- [Task brief]: Gather from the material every line that contains the string "Photopea".

- [Records for this exercise]:
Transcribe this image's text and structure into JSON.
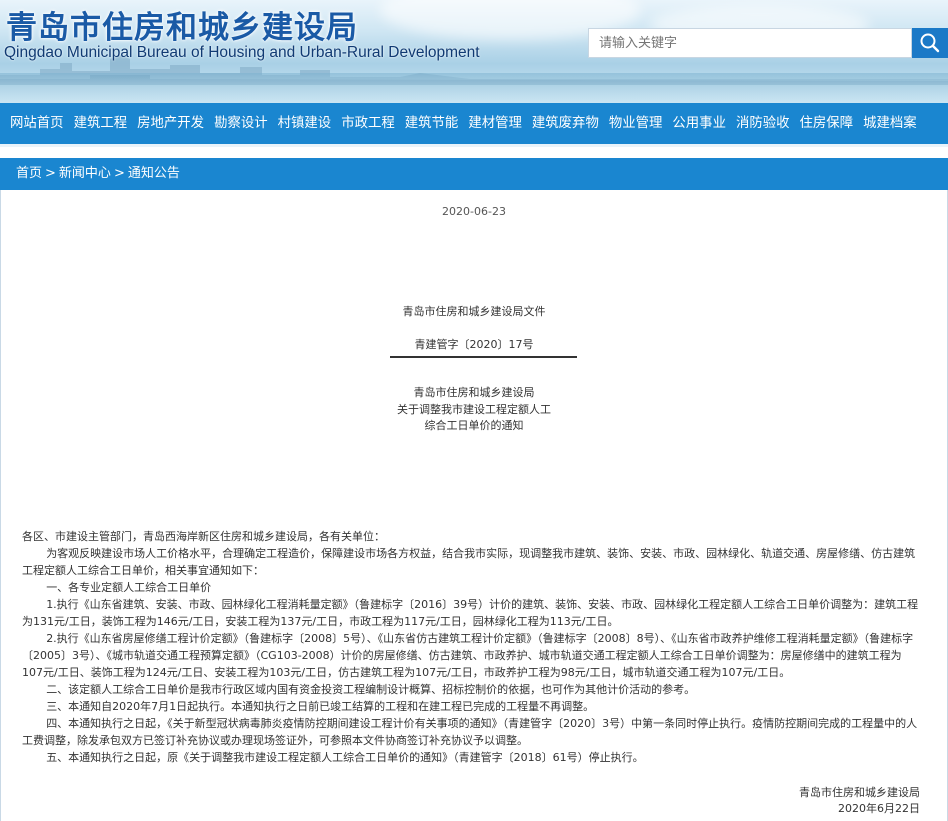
{
  "header": {
    "title_cn": "青岛市住房和城乡建设局",
    "title_en": "Qingdao Municipal Bureau of Housing and Urban-Rural Development",
    "search_placeholder": "请输入关键字"
  },
  "nav": {
    "items": [
      "网站首页",
      "建筑工程",
      "房地产开发",
      "勘察设计",
      "村镇建设",
      "市政工程",
      "建筑节能",
      "建材管理",
      "建筑废弃物",
      "物业管理",
      "公用事业",
      "消防验收",
      "住房保障",
      "城建档案"
    ]
  },
  "breadcrumb": {
    "items": [
      "首页",
      "新闻中心",
      "通知公告"
    ],
    "sep": ">"
  },
  "article": {
    "date": "2020-06-23",
    "doc_header": "青岛市住房和城乡建设局文件",
    "doc_number": "青建管字〔2020〕17号",
    "title_lines": [
      "青岛市住房和城乡建设局",
      "关于调整我市建设工程定额人工",
      "综合工日单价的通知"
    ],
    "salutation": "各区、市建设主管部门，青岛西海岸新区住房和城乡建设局，各有关单位：",
    "paragraphs": [
      "为客观反映建设市场人工价格水平，合理确定工程造价，保障建设市场各方权益，结合我市实际，现调整我市建筑、装饰、安装、市政、园林绿化、轨道交通、房屋修缮、仿古建筑工程定额人工综合工日单价，相关事宜通知如下：",
      "一、各专业定额人工综合工日单价",
      "1.执行《山东省建筑、安装、市政、园林绿化工程消耗量定额》（鲁建标字〔2016〕39号）计价的建筑、装饰、安装、市政、园林绿化工程定额人工综合工日单价调整为：建筑工程为131元/工日，装饰工程为146元/工日，安装工程为137元/工日，市政工程为117元/工日，园林绿化工程为113元/工日。",
      "2.执行《山东省房屋修缮工程计价定额》（鲁建标字〔2008〕5号）、《山东省仿古建筑工程计价定额》（鲁建标字〔2008〕8号）、《山东省市政养护维修工程消耗量定额》（鲁建标字〔2005〕3号）、《城市轨道交通工程预算定额》（CG103-2008）计价的房屋修缮、仿古建筑、市政养护、城市轨道交通工程定额人工综合工日单价调整为：房屋修缮中的建筑工程为107元/工日、装饰工程为124元/工日、安装工程为103元/工日，仿古建筑工程为107元/工日，市政养护工程为98元/工日，城市轨道交通工程为107元/工日。",
      "二、该定额人工综合工日单价是我市行政区域内国有资金投资工程编制设计概算、招标控制价的依据，也可作为其他计价活动的参考。",
      "三、本通知自2020年7月1日起执行。本通知执行之日前已竣工结算的工程和在建工程已完成的工程量不再调整。",
      "四、本通知执行之日起，《关于新型冠状病毒肺炎疫情防控期间建设工程计价有关事项的通知》（青建管字〔2020〕3号）中第一条同时停止执行。疫情防控期间完成的工程量中的人工费调整，除发承包双方已签订补充协议或办理现场签证外，可参照本文件协商签订补充协议予以调整。",
      "五、本通知执行之日起，原《关于调整我市建设工程定额人工综合工日单价的通知》（青建管字〔2018〕61号）停止执行。"
    ],
    "signature": "青岛市住房和城乡建设局",
    "sign_date": "2020年6月22日"
  },
  "colors": {
    "nav_bg": "#1a86d0",
    "title": "#1a5aa6"
  },
  "icons": {
    "search": "search-icon"
  }
}
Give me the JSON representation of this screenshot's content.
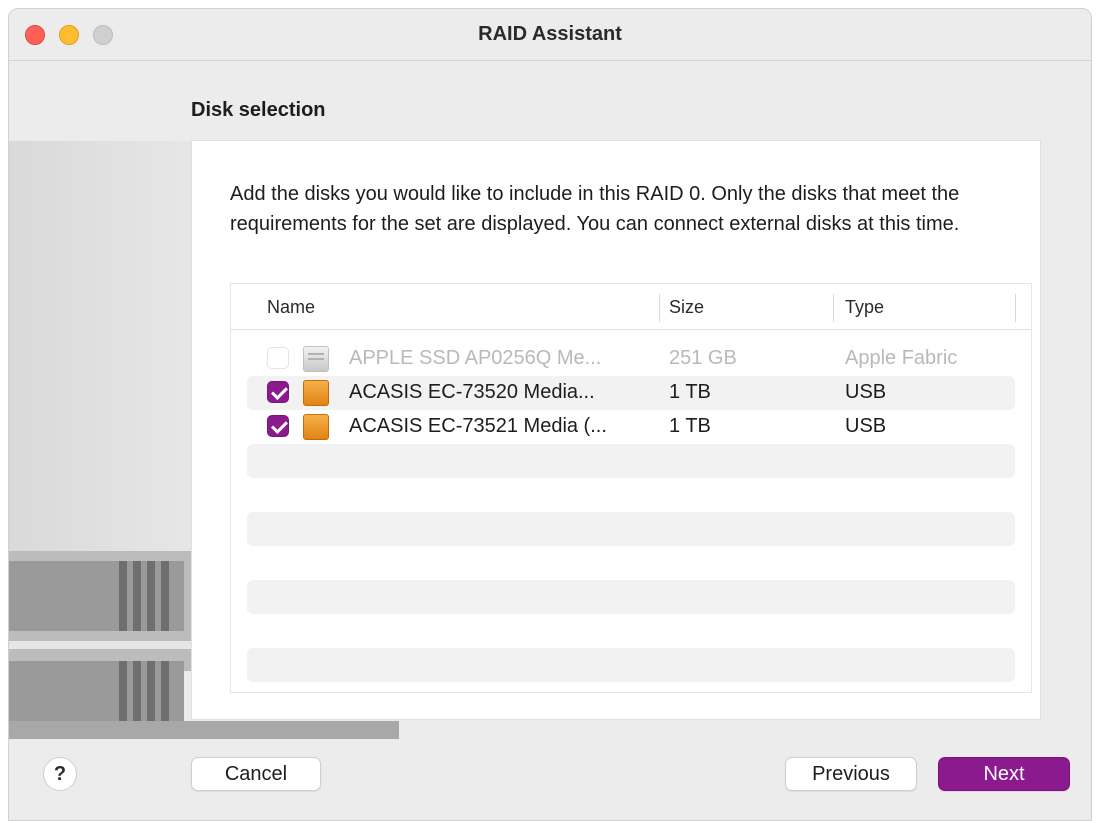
{
  "window": {
    "title": "RAID Assistant"
  },
  "section": {
    "title": "Disk selection"
  },
  "description": "Add the disks you would like to include in this RAID 0. Only the disks that meet the requirements for the set are displayed. You can connect external disks at this time.",
  "table": {
    "columns": [
      "Name",
      "Size",
      "Type"
    ],
    "rows": [
      {
        "name": "APPLE SSD AP0256Q Me...",
        "size": "251 GB",
        "type": "Apple Fabric",
        "checked": false,
        "enabled": false,
        "icon": "internal-disk-icon"
      },
      {
        "name": "ACASIS EC-73520 Media...",
        "size": "1 TB",
        "type": "USB",
        "checked": true,
        "enabled": true,
        "icon": "external-disk-icon"
      },
      {
        "name": "ACASIS EC-73521 Media (...",
        "size": "1 TB",
        "type": "USB",
        "checked": true,
        "enabled": true,
        "icon": "external-disk-icon"
      }
    ]
  },
  "buttons": {
    "help": "?",
    "cancel": "Cancel",
    "previous": "Previous",
    "next": "Next"
  },
  "colors": {
    "accent": "#8b1a8e",
    "close": "#fe5f57",
    "minimize": "#febc2e",
    "zoom_disabled": "#cfcfcf"
  }
}
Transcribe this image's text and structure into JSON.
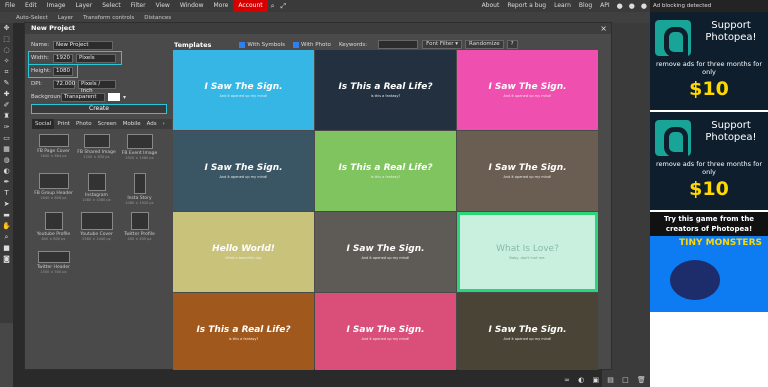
{
  "menu": {
    "items": [
      "File",
      "Edit",
      "Image",
      "Layer",
      "Select",
      "Filter",
      "View",
      "Window",
      "More"
    ],
    "account": "Account",
    "right_links": [
      "About",
      "Report a bug",
      "Learn",
      "Blog",
      "API"
    ]
  },
  "optbar": {
    "auto_select": "Auto-Select",
    "layer": "Layer",
    "transform": "Transform controls",
    "distances": "Distances"
  },
  "ads": {
    "header": "Ad blocking detected",
    "support_title": "Support Photopea!",
    "support_text": "remove ads for three months for only",
    "price": "$10",
    "game_title": "Try this game from the creators of Photopea!",
    "game_logo": "TINY MONSTERS"
  },
  "dialog": {
    "title": "New Project",
    "name_label": "Name:",
    "name_value": "New Project",
    "width_label": "Width:",
    "width_value": "1920",
    "width_unit": "Pixels",
    "height_label": "Height:",
    "height_value": "1080",
    "dpi_label": "DPI:",
    "dpi_value": "72.000",
    "dpi_unit": "Pixels / Inch",
    "background_label": "Background:",
    "background_value": "Transparent",
    "create_label": "Create",
    "categories": [
      "Social",
      "Print",
      "Photo",
      "Screen",
      "Mobile",
      "Ads"
    ],
    "presets": [
      {
        "name": "FB Page Cover",
        "size": "1640 × 664 px"
      },
      {
        "name": "FB Shared Image",
        "size": "1200 × 630 px"
      },
      {
        "name": "FB Event Image",
        "size": "1920 × 1080 px"
      },
      {
        "name": "FB Group Header",
        "size": "1640 × 856 px"
      },
      {
        "name": "Instagram",
        "size": "1080 × 1080 px"
      },
      {
        "name": "Insta Story",
        "size": "1080 × 1920 px"
      },
      {
        "name": "Youtube Profile",
        "size": "800 × 800 px"
      },
      {
        "name": "Youtube Cover",
        "size": "2560 × 1440 px"
      },
      {
        "name": "Twitter Profile",
        "size": "400 × 400 px"
      },
      {
        "name": "Twitter Header",
        "size": "1500 × 500 px"
      }
    ],
    "templates_label": "Templates",
    "with_symbols": "With Symbols",
    "with_photo": "With Photo",
    "keywords_label": "Keywords:",
    "font_filter": "Font Filter ▾",
    "randomize": "Randomize",
    "help": "?"
  },
  "templates": [
    {
      "title": "I Saw The Sign.",
      "sub": "And it opened up my mind!",
      "bg": "#35b6e5"
    },
    {
      "title": "Is This a Real Life?",
      "sub": "Is this a fantasy?",
      "bg": "#223040"
    },
    {
      "title": "I Saw The Sign.",
      "sub": "And it opened up my mind!",
      "bg": "#ef4fae"
    },
    {
      "title": "I Saw The Sign.",
      "sub": "And it opened up my mind!",
      "bg": "#3a5563"
    },
    {
      "title": "Is This a Real Life?",
      "sub": "Is this a fantasy?",
      "bg": "#7fc45e"
    },
    {
      "title": "I Saw The Sign.",
      "sub": "And it opened up my mind!",
      "bg": "#6a5d52"
    },
    {
      "title": "Hello World!",
      "sub": "What a beautiful day",
      "bg": "#c9c27b"
    },
    {
      "title": "I Saw The Sign.",
      "sub": "And it opened up my mind!",
      "bg": "#5e5a55"
    },
    {
      "title": "What Is Love?",
      "sub": "Baby, don't hurt me.",
      "bg": "#c9f0de"
    },
    {
      "title": "Is This a Real Life?",
      "sub": "Is this a fantasy?",
      "bg": "#a0581c"
    },
    {
      "title": "I Saw The Sign.",
      "sub": "And it opened up my mind!",
      "bg": "#d94f7a"
    },
    {
      "title": "I Saw The Sign.",
      "sub": "And it opened up my mind!",
      "bg": "#4a4436"
    }
  ]
}
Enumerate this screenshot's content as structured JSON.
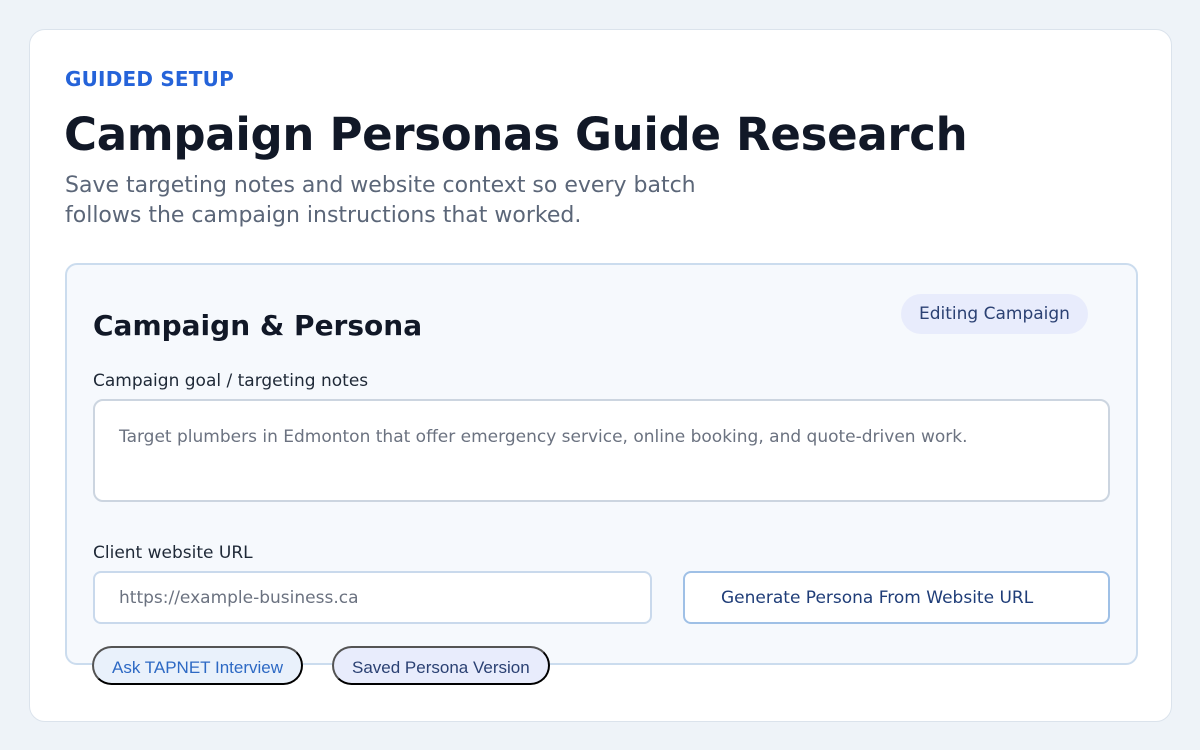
{
  "header": {
    "eyebrow": "GUIDED SETUP",
    "title": "Campaign Personas Guide Research",
    "subtitle": "Save targeting notes and website context so every batch follows the campaign instructions that worked."
  },
  "panel": {
    "title": "Campaign & Persona",
    "status_badge": "Editing Campaign",
    "goal_field": {
      "label": "Campaign goal / targeting notes",
      "value": "",
      "placeholder": "Target plumbers in Edmonton that offer emergency service, online booking, and quote-driven work."
    },
    "url_field": {
      "label": "Client website URL",
      "value": "",
      "placeholder": "https://example-business.ca"
    },
    "generate_button_label": "Generate Persona From Website URL"
  },
  "actions": {
    "ask_interview_label": "Ask TAPNET Interview",
    "saved_version_label": "Saved Persona Version"
  },
  "colors": {
    "accent": "#2563d9",
    "page_background": "#eef3f8",
    "panel_background": "#f6f9fd",
    "badge_background": "#e8ecfc"
  }
}
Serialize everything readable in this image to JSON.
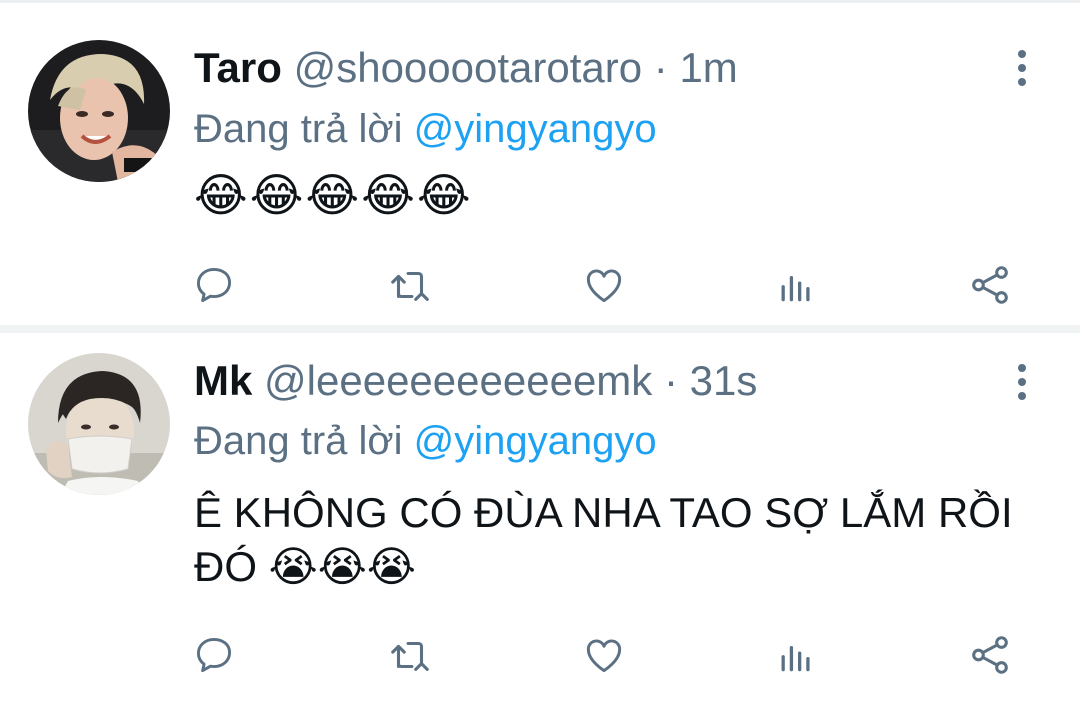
{
  "tweets": [
    {
      "name": "Taro",
      "handle": "@shoooootarotaro",
      "separator": "·",
      "time": "1m",
      "reply_prefix": "Đang trả lời",
      "reply_to": "@yingyangyo",
      "text": "😂😂😂😂😂"
    },
    {
      "name": "Mk",
      "handle": "@leeeeeeeeeeeemk",
      "separator": "·",
      "time": "31s",
      "reply_prefix": "Đang trả lời",
      "reply_to": "@yingyangyo",
      "text": "Ê KHÔNG CÓ ĐÙA NHA TAO SỢ LẮM RỒI ĐÓ 😭😭😭"
    }
  ],
  "icons": {
    "more": "more-vertical-icon",
    "reply": "reply-icon",
    "retweet": "retweet-icon",
    "like": "heart-icon",
    "analytics": "analytics-icon",
    "share": "share-icon"
  },
  "colors": {
    "link": "#1da1f2",
    "secondary_text": "#5b7083",
    "primary_text": "#0f1419",
    "divider": "#eff3f4"
  }
}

- [The completed task]:
    "support_title": "Support Photopea!",
    "game_title": "Try this game from the creators of Photopea!",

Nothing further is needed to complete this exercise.